**REQUIREMENT:**
Go through the material below and copy each line where the word "Size" appears.

──────── RECORDS FOR THE EXERCISE

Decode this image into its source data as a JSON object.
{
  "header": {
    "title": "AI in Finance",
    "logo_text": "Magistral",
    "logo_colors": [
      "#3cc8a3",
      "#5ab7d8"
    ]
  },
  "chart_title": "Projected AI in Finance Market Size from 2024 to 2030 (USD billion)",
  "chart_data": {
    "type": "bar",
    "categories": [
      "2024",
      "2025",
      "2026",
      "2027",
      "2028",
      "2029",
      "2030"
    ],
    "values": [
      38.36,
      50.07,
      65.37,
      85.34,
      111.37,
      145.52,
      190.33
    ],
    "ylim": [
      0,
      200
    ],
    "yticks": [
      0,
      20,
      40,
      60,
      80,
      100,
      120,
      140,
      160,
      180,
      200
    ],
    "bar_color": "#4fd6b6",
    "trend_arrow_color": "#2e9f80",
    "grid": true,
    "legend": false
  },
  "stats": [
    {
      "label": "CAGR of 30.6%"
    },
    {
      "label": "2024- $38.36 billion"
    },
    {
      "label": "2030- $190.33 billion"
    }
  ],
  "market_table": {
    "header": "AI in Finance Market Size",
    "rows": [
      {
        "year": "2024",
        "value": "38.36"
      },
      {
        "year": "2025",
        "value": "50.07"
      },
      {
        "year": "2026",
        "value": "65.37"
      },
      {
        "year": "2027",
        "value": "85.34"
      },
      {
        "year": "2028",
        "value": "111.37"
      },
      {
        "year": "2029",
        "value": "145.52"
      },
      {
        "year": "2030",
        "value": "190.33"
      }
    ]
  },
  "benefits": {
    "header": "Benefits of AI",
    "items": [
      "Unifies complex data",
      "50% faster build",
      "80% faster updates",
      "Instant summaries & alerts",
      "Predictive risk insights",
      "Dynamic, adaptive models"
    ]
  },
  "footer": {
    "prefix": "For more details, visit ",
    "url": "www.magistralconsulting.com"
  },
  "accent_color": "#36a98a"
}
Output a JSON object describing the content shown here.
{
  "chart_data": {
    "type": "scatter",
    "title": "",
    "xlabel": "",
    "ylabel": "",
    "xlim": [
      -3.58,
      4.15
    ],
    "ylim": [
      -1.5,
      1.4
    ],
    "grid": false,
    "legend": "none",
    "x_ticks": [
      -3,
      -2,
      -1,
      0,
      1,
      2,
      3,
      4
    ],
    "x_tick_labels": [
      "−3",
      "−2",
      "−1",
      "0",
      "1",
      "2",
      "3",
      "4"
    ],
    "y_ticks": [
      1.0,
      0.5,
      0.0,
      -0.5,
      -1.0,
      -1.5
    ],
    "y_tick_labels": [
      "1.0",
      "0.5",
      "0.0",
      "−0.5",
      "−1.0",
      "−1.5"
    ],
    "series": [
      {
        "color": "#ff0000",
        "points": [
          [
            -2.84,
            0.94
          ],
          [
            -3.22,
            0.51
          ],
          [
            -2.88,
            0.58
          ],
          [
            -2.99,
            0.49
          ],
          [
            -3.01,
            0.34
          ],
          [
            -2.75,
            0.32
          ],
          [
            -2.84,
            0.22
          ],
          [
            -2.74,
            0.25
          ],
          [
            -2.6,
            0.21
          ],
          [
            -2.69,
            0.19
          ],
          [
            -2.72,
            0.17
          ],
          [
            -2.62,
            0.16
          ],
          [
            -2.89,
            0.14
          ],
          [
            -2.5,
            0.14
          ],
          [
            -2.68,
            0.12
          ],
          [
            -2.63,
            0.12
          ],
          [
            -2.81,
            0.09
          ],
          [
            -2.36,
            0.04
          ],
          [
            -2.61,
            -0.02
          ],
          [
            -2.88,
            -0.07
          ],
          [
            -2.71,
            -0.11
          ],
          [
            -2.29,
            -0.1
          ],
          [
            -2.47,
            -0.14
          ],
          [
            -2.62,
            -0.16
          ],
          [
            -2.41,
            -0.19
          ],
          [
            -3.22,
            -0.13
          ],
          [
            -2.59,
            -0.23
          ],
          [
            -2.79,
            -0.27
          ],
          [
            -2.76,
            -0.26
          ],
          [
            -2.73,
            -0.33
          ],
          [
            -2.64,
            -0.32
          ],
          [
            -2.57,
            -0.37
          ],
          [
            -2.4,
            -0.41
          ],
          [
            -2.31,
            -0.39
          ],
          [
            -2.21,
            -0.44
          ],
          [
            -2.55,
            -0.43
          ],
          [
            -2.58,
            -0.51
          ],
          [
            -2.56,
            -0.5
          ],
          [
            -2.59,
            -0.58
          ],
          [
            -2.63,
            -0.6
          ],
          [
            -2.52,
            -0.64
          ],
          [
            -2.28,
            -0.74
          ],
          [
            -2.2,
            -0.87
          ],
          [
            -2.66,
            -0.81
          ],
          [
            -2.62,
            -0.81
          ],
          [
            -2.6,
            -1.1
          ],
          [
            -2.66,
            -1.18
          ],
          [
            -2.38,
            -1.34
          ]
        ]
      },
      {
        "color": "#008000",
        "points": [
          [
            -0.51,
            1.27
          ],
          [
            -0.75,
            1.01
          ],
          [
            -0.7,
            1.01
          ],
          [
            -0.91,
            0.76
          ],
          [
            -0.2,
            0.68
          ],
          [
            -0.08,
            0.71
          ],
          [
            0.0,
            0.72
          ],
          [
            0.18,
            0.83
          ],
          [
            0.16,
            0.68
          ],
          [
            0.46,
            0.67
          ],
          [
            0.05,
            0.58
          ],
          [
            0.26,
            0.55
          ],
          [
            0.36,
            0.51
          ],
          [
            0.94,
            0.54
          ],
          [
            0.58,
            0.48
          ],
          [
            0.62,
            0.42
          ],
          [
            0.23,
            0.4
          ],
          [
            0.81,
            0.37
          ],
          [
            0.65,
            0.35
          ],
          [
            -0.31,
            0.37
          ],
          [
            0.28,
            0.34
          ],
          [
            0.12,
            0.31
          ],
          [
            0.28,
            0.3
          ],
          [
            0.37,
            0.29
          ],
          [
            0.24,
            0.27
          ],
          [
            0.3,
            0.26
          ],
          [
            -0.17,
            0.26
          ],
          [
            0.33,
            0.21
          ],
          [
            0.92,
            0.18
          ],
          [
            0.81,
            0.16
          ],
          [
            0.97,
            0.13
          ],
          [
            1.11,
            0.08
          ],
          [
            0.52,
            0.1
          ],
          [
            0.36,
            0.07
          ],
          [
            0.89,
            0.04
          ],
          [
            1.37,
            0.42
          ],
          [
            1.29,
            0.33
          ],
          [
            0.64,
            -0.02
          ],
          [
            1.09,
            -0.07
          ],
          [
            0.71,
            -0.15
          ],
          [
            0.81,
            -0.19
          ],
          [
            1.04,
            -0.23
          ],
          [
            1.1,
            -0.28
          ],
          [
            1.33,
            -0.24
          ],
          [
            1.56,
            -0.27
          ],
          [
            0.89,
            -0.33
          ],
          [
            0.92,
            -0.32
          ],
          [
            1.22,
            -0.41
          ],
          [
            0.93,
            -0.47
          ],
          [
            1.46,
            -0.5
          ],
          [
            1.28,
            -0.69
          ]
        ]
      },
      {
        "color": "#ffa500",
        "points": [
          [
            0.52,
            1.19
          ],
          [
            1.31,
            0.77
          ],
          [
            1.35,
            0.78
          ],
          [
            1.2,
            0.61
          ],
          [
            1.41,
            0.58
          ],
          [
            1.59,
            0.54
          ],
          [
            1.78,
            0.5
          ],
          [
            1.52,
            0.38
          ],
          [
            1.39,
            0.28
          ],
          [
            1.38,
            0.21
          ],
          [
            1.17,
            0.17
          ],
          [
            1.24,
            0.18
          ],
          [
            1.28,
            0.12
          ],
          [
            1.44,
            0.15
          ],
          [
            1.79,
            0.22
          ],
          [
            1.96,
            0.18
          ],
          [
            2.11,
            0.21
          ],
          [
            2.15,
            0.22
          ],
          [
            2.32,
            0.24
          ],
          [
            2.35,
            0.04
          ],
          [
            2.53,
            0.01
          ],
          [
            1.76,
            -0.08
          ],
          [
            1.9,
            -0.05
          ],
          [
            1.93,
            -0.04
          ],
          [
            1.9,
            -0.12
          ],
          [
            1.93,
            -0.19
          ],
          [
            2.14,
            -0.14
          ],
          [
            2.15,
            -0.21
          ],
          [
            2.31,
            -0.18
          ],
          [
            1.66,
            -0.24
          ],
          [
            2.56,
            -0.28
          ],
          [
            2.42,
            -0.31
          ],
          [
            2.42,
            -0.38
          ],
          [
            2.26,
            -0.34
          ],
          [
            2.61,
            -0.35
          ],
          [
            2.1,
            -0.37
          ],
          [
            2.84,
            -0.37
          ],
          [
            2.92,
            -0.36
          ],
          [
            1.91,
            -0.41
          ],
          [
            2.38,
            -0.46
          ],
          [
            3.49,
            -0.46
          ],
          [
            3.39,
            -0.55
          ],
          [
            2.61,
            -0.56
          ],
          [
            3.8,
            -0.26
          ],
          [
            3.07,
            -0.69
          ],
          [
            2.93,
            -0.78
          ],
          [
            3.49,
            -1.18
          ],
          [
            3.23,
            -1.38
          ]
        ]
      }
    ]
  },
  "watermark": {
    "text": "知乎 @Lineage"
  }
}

────────────────

**REPLY TO THE EXERCISE:**
  "chart_title": "Projected AI in Finance Market Size from 2024 to 2030 (USD billion)",
    "header": "AI in Finance Market Size",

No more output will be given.